_Prompt:_
Reproduce each line that includes the word "this".

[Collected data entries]
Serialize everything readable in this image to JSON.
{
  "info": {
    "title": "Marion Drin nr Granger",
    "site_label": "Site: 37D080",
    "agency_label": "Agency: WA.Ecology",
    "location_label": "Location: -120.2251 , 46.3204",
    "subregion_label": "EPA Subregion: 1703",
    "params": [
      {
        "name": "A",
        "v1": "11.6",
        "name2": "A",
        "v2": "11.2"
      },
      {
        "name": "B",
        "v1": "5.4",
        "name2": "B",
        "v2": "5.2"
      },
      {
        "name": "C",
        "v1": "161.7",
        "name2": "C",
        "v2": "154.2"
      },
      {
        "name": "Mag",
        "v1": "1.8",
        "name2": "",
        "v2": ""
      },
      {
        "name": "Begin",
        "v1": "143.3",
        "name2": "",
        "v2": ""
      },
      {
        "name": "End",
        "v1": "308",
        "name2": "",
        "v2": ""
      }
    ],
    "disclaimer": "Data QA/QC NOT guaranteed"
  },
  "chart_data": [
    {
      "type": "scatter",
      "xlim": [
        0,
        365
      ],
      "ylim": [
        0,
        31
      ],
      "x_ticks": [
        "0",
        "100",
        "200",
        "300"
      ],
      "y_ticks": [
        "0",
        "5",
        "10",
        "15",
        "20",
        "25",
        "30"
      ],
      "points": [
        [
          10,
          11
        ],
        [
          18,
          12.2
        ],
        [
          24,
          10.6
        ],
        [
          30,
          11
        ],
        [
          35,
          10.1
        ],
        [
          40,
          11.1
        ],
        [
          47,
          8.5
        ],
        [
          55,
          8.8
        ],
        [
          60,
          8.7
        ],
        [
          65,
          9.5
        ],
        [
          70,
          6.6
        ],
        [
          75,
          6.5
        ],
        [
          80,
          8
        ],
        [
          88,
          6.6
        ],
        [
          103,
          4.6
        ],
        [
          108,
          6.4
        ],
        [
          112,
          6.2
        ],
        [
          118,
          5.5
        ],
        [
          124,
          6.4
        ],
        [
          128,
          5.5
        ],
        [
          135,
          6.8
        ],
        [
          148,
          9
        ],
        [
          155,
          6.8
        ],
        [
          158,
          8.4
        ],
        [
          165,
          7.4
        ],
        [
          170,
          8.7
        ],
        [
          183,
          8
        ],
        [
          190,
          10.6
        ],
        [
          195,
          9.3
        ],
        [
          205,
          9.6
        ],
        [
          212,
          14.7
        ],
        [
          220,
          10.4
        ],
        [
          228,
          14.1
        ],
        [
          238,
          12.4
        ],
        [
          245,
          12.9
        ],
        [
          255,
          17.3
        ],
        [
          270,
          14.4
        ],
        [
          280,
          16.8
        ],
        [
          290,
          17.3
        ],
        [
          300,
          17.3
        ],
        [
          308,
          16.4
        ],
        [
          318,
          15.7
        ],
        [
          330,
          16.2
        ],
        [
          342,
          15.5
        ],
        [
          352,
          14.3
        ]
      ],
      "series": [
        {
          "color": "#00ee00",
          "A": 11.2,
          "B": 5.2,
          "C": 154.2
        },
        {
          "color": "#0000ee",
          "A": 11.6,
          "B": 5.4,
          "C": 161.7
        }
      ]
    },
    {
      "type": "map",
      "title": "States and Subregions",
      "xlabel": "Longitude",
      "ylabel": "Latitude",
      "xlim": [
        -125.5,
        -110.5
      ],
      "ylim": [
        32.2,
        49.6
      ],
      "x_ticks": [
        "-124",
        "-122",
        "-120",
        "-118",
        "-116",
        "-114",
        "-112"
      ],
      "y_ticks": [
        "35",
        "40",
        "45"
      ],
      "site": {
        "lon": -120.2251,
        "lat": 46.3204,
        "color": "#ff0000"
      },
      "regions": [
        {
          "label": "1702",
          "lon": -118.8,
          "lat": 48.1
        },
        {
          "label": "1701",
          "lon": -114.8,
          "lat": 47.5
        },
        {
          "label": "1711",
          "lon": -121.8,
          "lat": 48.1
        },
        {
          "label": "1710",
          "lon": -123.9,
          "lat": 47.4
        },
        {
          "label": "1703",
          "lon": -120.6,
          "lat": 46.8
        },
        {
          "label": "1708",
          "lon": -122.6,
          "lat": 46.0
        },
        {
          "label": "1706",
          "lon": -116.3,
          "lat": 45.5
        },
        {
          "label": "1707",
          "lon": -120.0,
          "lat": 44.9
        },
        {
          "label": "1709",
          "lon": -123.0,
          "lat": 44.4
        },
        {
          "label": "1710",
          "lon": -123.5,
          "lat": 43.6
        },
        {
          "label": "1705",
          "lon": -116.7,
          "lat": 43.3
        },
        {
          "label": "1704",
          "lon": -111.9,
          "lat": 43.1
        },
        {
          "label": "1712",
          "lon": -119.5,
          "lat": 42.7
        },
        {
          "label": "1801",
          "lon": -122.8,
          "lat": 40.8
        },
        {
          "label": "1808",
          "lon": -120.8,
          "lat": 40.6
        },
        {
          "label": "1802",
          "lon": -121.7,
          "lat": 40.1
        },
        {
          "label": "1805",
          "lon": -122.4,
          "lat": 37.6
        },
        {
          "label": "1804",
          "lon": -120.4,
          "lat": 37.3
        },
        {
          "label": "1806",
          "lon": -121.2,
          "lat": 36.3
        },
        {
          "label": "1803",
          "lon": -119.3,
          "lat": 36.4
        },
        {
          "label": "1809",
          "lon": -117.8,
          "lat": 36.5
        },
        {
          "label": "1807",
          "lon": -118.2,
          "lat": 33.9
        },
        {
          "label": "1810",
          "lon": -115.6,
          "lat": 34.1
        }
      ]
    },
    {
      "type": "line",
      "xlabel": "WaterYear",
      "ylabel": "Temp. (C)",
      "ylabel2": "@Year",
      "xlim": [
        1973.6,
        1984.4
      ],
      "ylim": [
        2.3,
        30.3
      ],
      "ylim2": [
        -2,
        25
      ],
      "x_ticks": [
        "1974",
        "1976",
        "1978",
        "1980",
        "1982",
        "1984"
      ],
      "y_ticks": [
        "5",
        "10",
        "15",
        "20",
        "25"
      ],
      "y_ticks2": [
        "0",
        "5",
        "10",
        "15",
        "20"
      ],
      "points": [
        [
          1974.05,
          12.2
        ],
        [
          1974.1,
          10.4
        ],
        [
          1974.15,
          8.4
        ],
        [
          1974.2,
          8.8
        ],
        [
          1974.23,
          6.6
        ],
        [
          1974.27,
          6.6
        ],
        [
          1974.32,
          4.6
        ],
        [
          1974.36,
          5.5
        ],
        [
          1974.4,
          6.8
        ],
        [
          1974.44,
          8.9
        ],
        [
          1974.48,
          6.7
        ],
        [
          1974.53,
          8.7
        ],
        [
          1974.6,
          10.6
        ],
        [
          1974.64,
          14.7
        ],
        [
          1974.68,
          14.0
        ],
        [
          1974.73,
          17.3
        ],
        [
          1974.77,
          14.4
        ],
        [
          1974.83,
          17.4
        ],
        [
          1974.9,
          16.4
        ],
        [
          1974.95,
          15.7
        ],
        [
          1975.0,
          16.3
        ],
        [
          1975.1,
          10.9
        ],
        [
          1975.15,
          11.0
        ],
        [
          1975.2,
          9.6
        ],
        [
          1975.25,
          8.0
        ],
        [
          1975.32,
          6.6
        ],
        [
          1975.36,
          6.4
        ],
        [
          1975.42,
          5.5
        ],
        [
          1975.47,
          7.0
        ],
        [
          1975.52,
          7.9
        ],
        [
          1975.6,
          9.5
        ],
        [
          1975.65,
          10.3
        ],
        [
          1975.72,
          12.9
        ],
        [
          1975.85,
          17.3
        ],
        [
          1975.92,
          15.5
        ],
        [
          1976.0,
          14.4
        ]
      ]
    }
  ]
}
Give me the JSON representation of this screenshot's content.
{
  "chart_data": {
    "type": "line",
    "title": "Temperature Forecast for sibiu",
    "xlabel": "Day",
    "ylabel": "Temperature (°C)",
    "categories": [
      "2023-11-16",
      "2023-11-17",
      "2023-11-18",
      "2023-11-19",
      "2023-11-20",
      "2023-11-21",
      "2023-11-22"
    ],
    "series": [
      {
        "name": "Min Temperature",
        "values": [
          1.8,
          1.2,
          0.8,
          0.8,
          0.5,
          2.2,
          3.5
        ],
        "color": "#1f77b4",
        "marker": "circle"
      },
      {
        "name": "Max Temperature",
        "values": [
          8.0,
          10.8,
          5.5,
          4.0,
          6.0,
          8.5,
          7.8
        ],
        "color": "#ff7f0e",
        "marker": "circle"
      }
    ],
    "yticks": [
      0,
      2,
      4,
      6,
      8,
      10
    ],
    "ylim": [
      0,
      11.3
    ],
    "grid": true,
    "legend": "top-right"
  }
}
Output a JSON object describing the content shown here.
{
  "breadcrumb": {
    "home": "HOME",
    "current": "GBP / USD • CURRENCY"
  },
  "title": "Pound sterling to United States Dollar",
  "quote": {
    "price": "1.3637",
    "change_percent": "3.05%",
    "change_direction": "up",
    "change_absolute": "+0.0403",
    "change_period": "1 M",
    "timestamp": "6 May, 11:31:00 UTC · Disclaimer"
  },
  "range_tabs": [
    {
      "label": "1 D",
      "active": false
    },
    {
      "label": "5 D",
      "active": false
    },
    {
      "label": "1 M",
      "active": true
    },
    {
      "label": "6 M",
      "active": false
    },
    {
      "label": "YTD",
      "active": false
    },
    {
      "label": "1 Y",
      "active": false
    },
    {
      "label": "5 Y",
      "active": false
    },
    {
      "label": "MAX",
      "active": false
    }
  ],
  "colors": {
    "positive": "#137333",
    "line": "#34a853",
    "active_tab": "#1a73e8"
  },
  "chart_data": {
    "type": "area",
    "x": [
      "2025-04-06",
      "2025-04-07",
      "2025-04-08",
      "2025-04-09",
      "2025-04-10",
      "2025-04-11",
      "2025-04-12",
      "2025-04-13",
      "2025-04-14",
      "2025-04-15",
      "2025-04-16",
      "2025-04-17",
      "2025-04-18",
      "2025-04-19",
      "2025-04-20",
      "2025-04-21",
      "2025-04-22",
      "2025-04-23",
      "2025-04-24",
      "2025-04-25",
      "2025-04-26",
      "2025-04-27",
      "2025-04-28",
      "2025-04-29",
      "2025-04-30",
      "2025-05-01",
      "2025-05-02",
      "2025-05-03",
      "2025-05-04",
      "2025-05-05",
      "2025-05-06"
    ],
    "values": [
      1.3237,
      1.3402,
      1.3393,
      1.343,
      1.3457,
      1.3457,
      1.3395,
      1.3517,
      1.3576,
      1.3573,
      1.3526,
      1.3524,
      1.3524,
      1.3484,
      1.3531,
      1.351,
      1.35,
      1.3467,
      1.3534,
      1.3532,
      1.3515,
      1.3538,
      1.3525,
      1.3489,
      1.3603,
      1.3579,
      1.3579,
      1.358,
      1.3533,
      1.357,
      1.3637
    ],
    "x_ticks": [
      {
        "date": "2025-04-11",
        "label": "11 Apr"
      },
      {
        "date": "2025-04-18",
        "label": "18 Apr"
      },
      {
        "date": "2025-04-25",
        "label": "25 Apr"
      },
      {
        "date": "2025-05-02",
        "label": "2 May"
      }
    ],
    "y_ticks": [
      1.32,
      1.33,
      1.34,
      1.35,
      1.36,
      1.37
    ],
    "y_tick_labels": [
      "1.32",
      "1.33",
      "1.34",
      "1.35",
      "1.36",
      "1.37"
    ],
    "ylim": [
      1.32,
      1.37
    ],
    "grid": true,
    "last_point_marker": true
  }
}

_Response to the exercise:_
Serialize everything readable in this image to JSON.
Give me the JSON representation of this screenshot's content.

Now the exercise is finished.